(What the task requires)
Exclude the pictures, then copy all remaining records exactly.

Entries taken from a collection:

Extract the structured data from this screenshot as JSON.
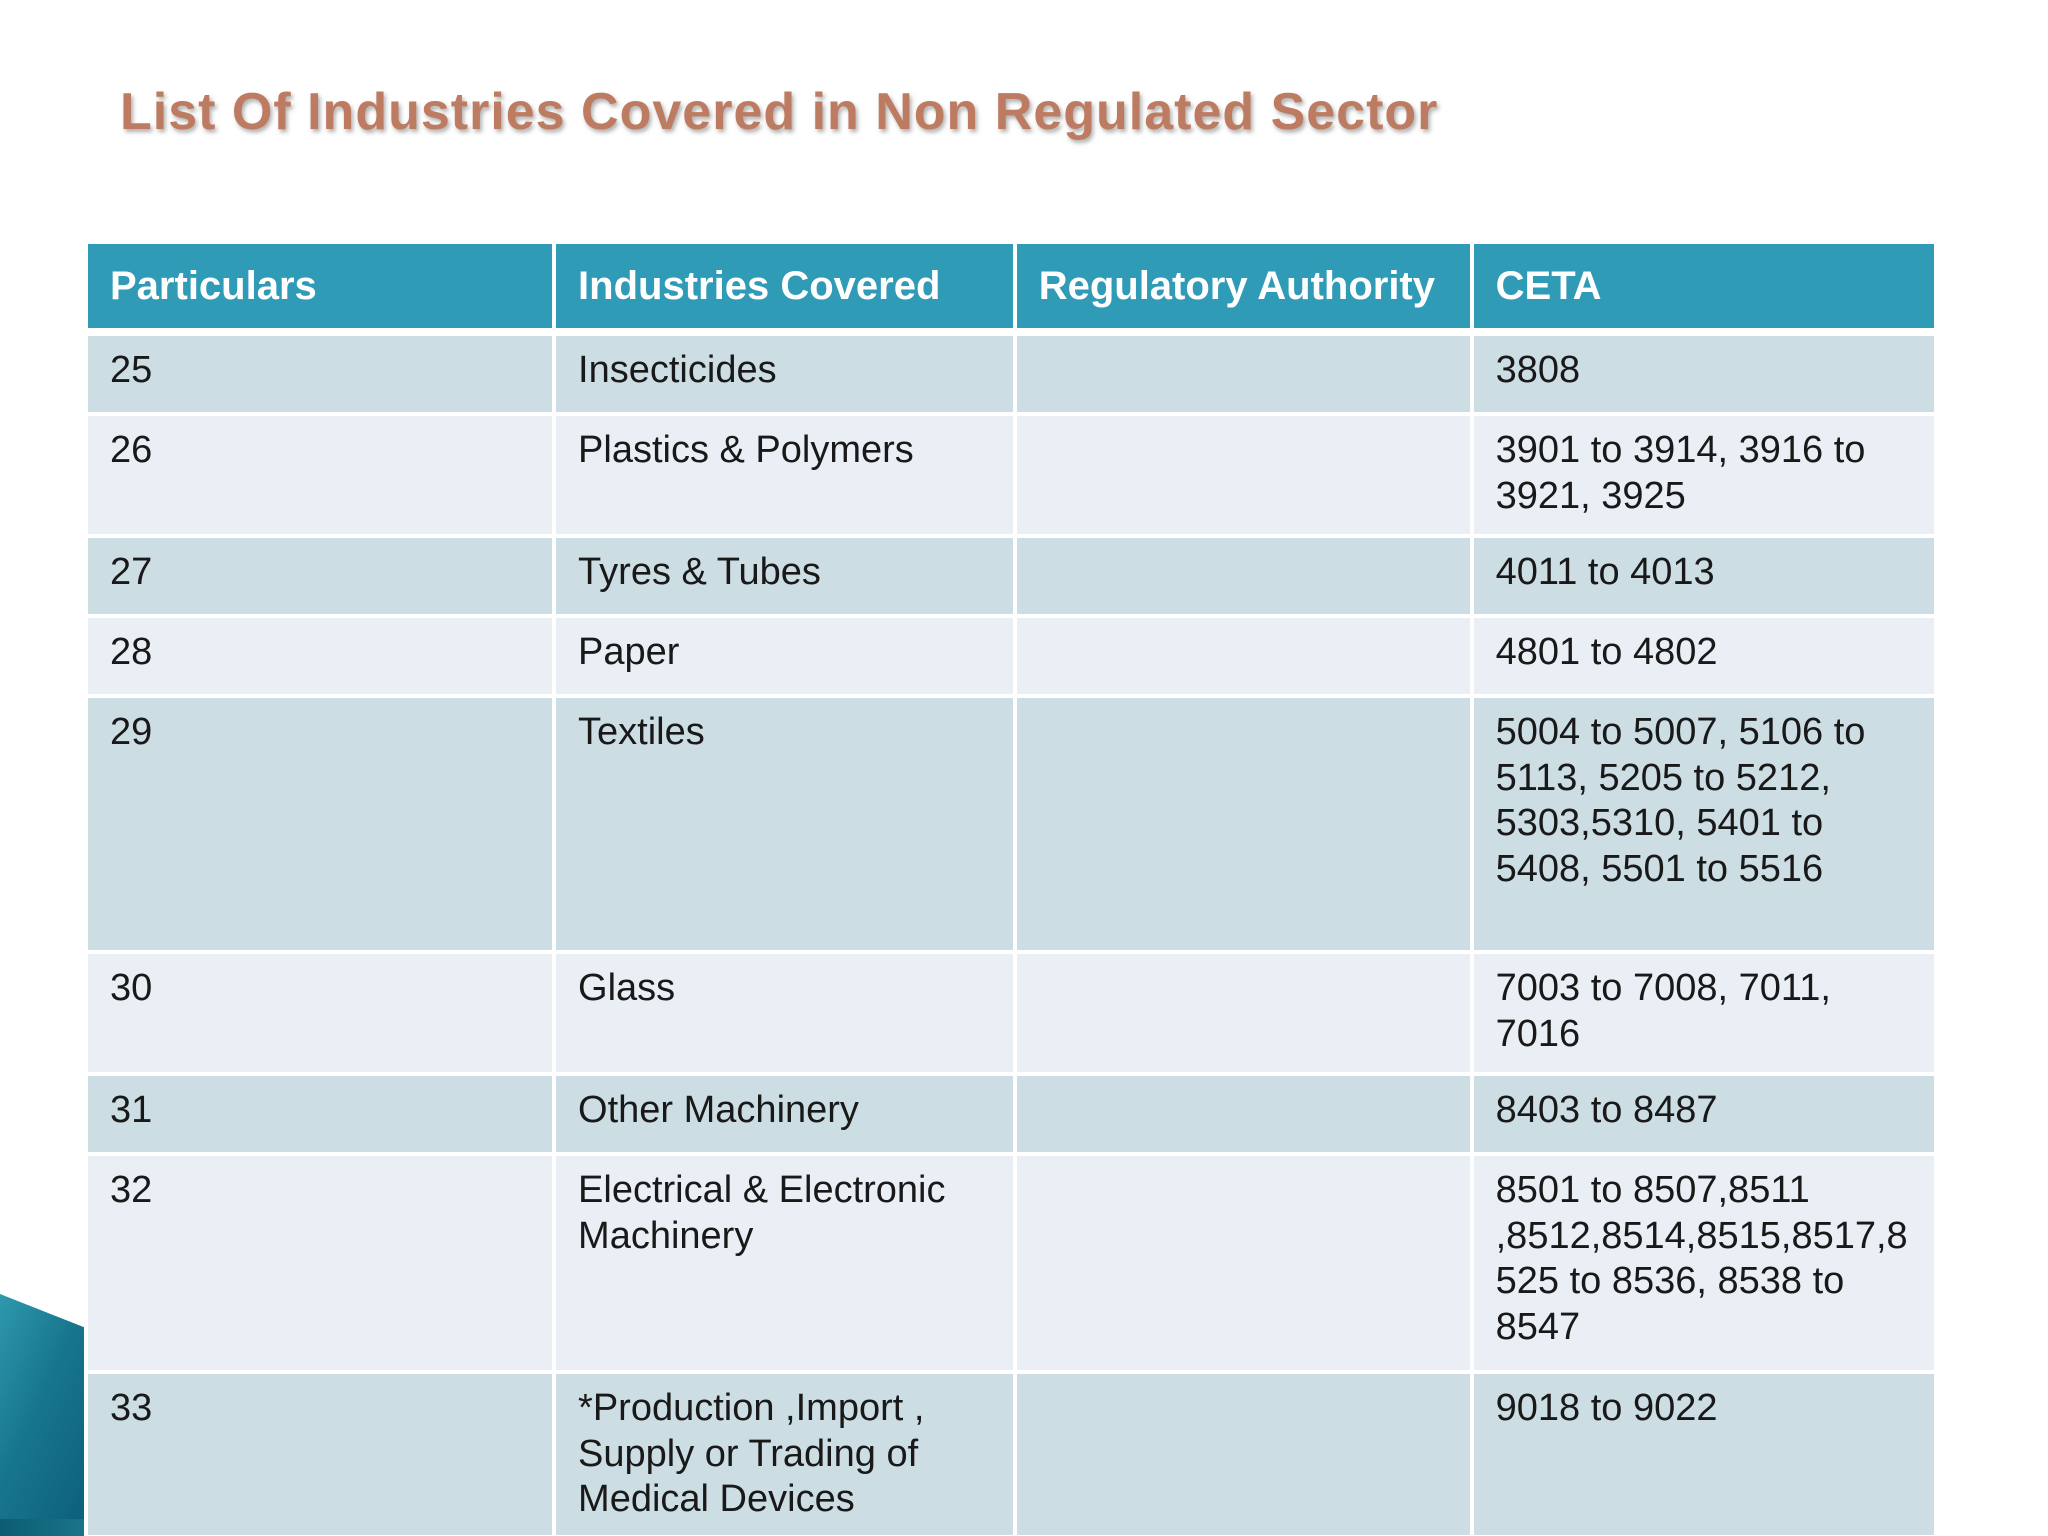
{
  "slide_title": "List Of Industries Covered in Non Regulated Sector",
  "table": {
    "columns": [
      "Particulars",
      "Industries Covered",
      "Regulatory Authority",
      "CETA"
    ],
    "rows": [
      [
        "25",
        "Insecticides",
        "",
        "3808"
      ],
      [
        "26",
        "Plastics & Polymers",
        "",
        "3901 to 3914, 3916 to 3921, 3925"
      ],
      [
        "27",
        "Tyres & Tubes",
        "",
        "4011 to 4013"
      ],
      [
        "28",
        "Paper",
        "",
        "4801 to 4802"
      ],
      [
        "29",
        "Textiles",
        "",
        "5004 to 5007, 5106 to 5113, 5205 to 5212, 5303,5310, 5401 to 5408, 5501 to 5516"
      ],
      [
        "30",
        "Glass",
        "",
        "7003 to 7008, 7011, 7016"
      ],
      [
        "31",
        "Other Machinery",
        "",
        "8403 to 8487"
      ],
      [
        "32",
        "Electrical  & Electronic Machinery",
        "",
        "8501 to 8507,8511 ,8512,8514,8515,8517,8525 to 8536, 8538 to 8547"
      ],
      [
        "33",
        "*Production ,Import , Supply or Trading of Medical Devices",
        "",
        "9018 to 9022"
      ]
    ]
  },
  "colors": {
    "header_bg": "#2F9BB6",
    "row_odd": "#CCDDE4",
    "row_even": "#E9EFF4",
    "title_text": "#BD7B61",
    "band_teal_dark": "#0C5D73",
    "band_teal_light": "#49B0C4",
    "band_black": "#000000",
    "band_light_blue": "#CFE0EA"
  }
}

(Finished answer)
Extract the structured data from this screenshot as JSON.
{
  "slide_title": "List Of Industries Covered in Non Regulated Sector",
  "table": {
    "columns": [
      "Particulars",
      "Industries Covered",
      "Regulatory Authority",
      "CETA"
    ],
    "rows": [
      [
        "25",
        "Insecticides",
        "",
        "3808"
      ],
      [
        "26",
        "Plastics & Polymers",
        "",
        "3901 to 3914, 3916 to 3921, 3925"
      ],
      [
        "27",
        "Tyres & Tubes",
        "",
        "4011 to 4013"
      ],
      [
        "28",
        "Paper",
        "",
        "4801 to 4802"
      ],
      [
        "29",
        "Textiles",
        "",
        "5004 to 5007, 5106 to 5113, 5205 to 5212, 5303,5310, 5401 to 5408, 5501 to 5516"
      ],
      [
        "30",
        "Glass",
        "",
        "7003 to 7008, 7011, 7016"
      ],
      [
        "31",
        "Other Machinery",
        "",
        "8403 to 8487"
      ],
      [
        "32",
        "Electrical  & Electronic Machinery",
        "",
        "8501 to 8507,8511 ,8512,8514,8515,8517,8525 to 8536, 8538 to 8547"
      ],
      [
        "33",
        "*Production ,Import , Supply or Trading of Medical Devices",
        "",
        "9018 to 9022"
      ]
    ]
  },
  "colors": {
    "header_bg": "#2F9BB6",
    "row_odd": "#CCDDE4",
    "row_even": "#E9EFF4",
    "title_text": "#BD7B61",
    "band_teal_dark": "#0C5D73",
    "band_teal_light": "#49B0C4",
    "band_black": "#000000",
    "band_light_blue": "#CFE0EA"
  }
}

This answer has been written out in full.